WHAT TO DO: Without including any images, reproduce each entry exactly.

(Items from a data source)
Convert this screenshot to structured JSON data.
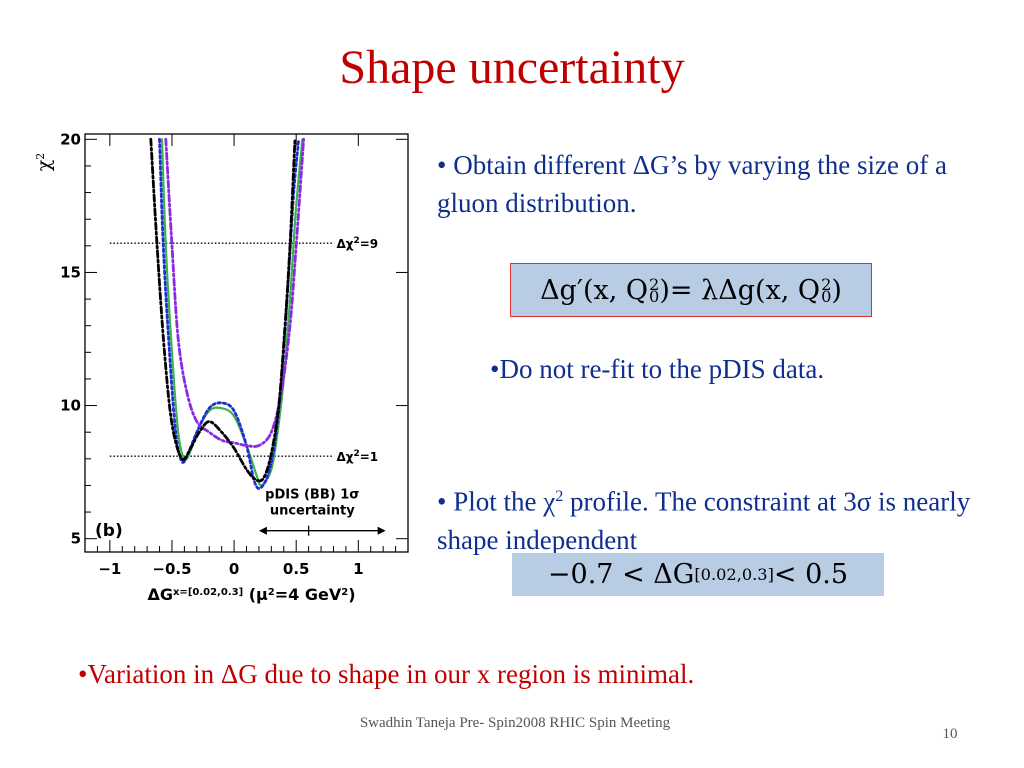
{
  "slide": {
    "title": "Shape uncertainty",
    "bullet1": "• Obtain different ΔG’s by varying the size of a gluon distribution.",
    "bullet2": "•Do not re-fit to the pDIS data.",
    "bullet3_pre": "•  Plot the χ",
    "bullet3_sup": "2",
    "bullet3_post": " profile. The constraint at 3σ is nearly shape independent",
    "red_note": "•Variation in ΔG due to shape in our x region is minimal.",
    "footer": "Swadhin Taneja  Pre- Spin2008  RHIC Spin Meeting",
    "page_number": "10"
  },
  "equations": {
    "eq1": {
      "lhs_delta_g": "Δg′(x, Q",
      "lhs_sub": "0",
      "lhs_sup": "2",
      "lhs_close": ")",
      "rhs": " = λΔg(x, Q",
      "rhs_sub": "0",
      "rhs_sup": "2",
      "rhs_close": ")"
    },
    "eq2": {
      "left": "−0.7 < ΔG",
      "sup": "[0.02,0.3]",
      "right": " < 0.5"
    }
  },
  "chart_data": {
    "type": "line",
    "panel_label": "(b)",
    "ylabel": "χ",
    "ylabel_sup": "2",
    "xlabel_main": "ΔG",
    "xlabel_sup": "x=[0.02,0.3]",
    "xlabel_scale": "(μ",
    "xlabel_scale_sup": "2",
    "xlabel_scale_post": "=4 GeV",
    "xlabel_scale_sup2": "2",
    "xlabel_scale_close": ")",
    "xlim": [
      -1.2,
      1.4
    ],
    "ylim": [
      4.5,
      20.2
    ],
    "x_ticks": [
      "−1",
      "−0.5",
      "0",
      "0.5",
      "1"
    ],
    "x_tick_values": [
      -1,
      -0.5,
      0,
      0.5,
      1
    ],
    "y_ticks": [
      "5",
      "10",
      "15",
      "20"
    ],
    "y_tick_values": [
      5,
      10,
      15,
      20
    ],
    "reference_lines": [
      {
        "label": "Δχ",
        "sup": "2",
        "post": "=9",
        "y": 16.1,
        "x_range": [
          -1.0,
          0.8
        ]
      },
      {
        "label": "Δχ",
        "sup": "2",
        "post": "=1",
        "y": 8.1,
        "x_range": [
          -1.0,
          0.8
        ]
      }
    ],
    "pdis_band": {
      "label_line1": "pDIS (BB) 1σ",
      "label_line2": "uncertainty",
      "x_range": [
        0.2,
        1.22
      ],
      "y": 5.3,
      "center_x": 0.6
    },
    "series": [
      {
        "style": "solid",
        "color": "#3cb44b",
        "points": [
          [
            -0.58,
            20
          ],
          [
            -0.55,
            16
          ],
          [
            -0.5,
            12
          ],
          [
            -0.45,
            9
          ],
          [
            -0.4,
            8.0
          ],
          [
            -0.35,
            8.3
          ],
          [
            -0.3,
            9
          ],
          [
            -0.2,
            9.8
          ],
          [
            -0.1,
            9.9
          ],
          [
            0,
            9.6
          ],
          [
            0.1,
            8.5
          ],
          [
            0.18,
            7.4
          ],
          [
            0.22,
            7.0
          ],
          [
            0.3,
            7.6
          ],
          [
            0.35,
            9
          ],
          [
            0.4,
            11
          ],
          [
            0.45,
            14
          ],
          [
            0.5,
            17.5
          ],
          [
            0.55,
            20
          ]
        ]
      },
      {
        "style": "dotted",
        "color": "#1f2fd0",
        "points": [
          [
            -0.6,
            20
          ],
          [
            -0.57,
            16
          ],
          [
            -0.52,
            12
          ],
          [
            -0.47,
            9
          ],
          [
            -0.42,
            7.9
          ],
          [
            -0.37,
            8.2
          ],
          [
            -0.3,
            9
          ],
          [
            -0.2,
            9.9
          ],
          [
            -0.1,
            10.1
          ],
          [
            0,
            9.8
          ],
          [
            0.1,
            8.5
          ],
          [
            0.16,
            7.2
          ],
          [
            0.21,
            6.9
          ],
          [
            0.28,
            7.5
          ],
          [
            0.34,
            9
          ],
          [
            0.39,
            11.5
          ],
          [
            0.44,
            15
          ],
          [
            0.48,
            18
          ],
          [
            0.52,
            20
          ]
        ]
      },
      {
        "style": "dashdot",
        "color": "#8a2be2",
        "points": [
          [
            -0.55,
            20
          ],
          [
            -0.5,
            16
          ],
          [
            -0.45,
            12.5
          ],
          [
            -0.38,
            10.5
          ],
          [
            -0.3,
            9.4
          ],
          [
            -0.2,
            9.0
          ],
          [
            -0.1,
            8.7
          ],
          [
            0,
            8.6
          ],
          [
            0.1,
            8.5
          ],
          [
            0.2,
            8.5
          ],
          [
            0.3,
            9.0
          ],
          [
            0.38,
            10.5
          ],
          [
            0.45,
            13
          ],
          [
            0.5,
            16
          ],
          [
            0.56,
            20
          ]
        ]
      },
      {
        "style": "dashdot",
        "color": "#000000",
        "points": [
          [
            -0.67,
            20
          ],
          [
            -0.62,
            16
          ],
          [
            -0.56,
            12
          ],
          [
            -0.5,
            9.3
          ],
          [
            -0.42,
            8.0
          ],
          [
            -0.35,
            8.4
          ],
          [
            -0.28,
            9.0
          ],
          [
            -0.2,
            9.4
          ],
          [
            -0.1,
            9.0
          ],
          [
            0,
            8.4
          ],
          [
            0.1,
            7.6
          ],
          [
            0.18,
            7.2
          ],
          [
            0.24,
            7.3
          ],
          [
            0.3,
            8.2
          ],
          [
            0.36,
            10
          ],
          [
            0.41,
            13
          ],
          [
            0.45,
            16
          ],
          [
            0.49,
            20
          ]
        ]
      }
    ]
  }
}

RIGHT ANSWER:
Convert this screenshot to structured JSON data.
{
  "slide": {
    "title": "Shape uncertainty",
    "bullet1": "• Obtain different ΔG’s by varying the size of a gluon distribution.",
    "bullet2": "•Do not re-fit to the pDIS data.",
    "bullet3_pre": "•  Plot the χ",
    "bullet3_sup": "2",
    "bullet3_post": " profile. The constraint at 3σ is nearly shape independent",
    "red_note": "•Variation in ΔG due to shape in our x region is minimal.",
    "footer": "Swadhin Taneja  Pre- Spin2008  RHIC Spin Meeting",
    "page_number": "10"
  },
  "equations": {
    "eq1": {
      "lhs_delta_g": "Δg′(x, Q",
      "lhs_sub": "0",
      "lhs_sup": "2",
      "lhs_close": ")",
      "rhs": " = λΔg(x, Q",
      "rhs_sub": "0",
      "rhs_sup": "2",
      "rhs_close": ")"
    },
    "eq2": {
      "left": "−0.7 < ΔG",
      "sup": "[0.02,0.3]",
      "right": " < 0.5"
    }
  },
  "chart_data": {
    "type": "line",
    "panel_label": "(b)",
    "ylabel": "χ",
    "ylabel_sup": "2",
    "xlabel_main": "ΔG",
    "xlabel_sup": "x=[0.02,0.3]",
    "xlabel_scale": "(μ",
    "xlabel_scale_sup": "2",
    "xlabel_scale_post": "=4 GeV",
    "xlabel_scale_sup2": "2",
    "xlabel_scale_close": ")",
    "xlim": [
      -1.2,
      1.4
    ],
    "ylim": [
      4.5,
      20.2
    ],
    "x_ticks": [
      "−1",
      "−0.5",
      "0",
      "0.5",
      "1"
    ],
    "x_tick_values": [
      -1,
      -0.5,
      0,
      0.5,
      1
    ],
    "y_ticks": [
      "5",
      "10",
      "15",
      "20"
    ],
    "y_tick_values": [
      5,
      10,
      15,
      20
    ],
    "reference_lines": [
      {
        "label": "Δχ",
        "sup": "2",
        "post": "=9",
        "y": 16.1,
        "x_range": [
          -1.0,
          0.8
        ]
      },
      {
        "label": "Δχ",
        "sup": "2",
        "post": "=1",
        "y": 8.1,
        "x_range": [
          -1.0,
          0.8
        ]
      }
    ],
    "pdis_band": {
      "label_line1": "pDIS (BB) 1σ",
      "label_line2": "uncertainty",
      "x_range": [
        0.2,
        1.22
      ],
      "y": 5.3,
      "center_x": 0.6
    },
    "series": [
      {
        "style": "solid",
        "color": "#3cb44b",
        "points": [
          [
            -0.58,
            20
          ],
          [
            -0.55,
            16
          ],
          [
            -0.5,
            12
          ],
          [
            -0.45,
            9
          ],
          [
            -0.4,
            8.0
          ],
          [
            -0.35,
            8.3
          ],
          [
            -0.3,
            9
          ],
          [
            -0.2,
            9.8
          ],
          [
            -0.1,
            9.9
          ],
          [
            0,
            9.6
          ],
          [
            0.1,
            8.5
          ],
          [
            0.18,
            7.4
          ],
          [
            0.22,
            7.0
          ],
          [
            0.3,
            7.6
          ],
          [
            0.35,
            9
          ],
          [
            0.4,
            11
          ],
          [
            0.45,
            14
          ],
          [
            0.5,
            17.5
          ],
          [
            0.55,
            20
          ]
        ]
      },
      {
        "style": "dotted",
        "color": "#1f2fd0",
        "points": [
          [
            -0.6,
            20
          ],
          [
            -0.57,
            16
          ],
          [
            -0.52,
            12
          ],
          [
            -0.47,
            9
          ],
          [
            -0.42,
            7.9
          ],
          [
            -0.37,
            8.2
          ],
          [
            -0.3,
            9
          ],
          [
            -0.2,
            9.9
          ],
          [
            -0.1,
            10.1
          ],
          [
            0,
            9.8
          ],
          [
            0.1,
            8.5
          ],
          [
            0.16,
            7.2
          ],
          [
            0.21,
            6.9
          ],
          [
            0.28,
            7.5
          ],
          [
            0.34,
            9
          ],
          [
            0.39,
            11.5
          ],
          [
            0.44,
            15
          ],
          [
            0.48,
            18
          ],
          [
            0.52,
            20
          ]
        ]
      },
      {
        "style": "dashdot",
        "color": "#8a2be2",
        "points": [
          [
            -0.55,
            20
          ],
          [
            -0.5,
            16
          ],
          [
            -0.45,
            12.5
          ],
          [
            -0.38,
            10.5
          ],
          [
            -0.3,
            9.4
          ],
          [
            -0.2,
            9.0
          ],
          [
            -0.1,
            8.7
          ],
          [
            0,
            8.6
          ],
          [
            0.1,
            8.5
          ],
          [
            0.2,
            8.5
          ],
          [
            0.3,
            9.0
          ],
          [
            0.38,
            10.5
          ],
          [
            0.45,
            13
          ],
          [
            0.5,
            16
          ],
          [
            0.56,
            20
          ]
        ]
      },
      {
        "style": "dashdot",
        "color": "#000000",
        "points": [
          [
            -0.67,
            20
          ],
          [
            -0.62,
            16
          ],
          [
            -0.56,
            12
          ],
          [
            -0.5,
            9.3
          ],
          [
            -0.42,
            8.0
          ],
          [
            -0.35,
            8.4
          ],
          [
            -0.28,
            9.0
          ],
          [
            -0.2,
            9.4
          ],
          [
            -0.1,
            9.0
          ],
          [
            0,
            8.4
          ],
          [
            0.1,
            7.6
          ],
          [
            0.18,
            7.2
          ],
          [
            0.24,
            7.3
          ],
          [
            0.3,
            8.2
          ],
          [
            0.36,
            10
          ],
          [
            0.41,
            13
          ],
          [
            0.45,
            16
          ],
          [
            0.49,
            20
          ]
        ]
      }
    ]
  }
}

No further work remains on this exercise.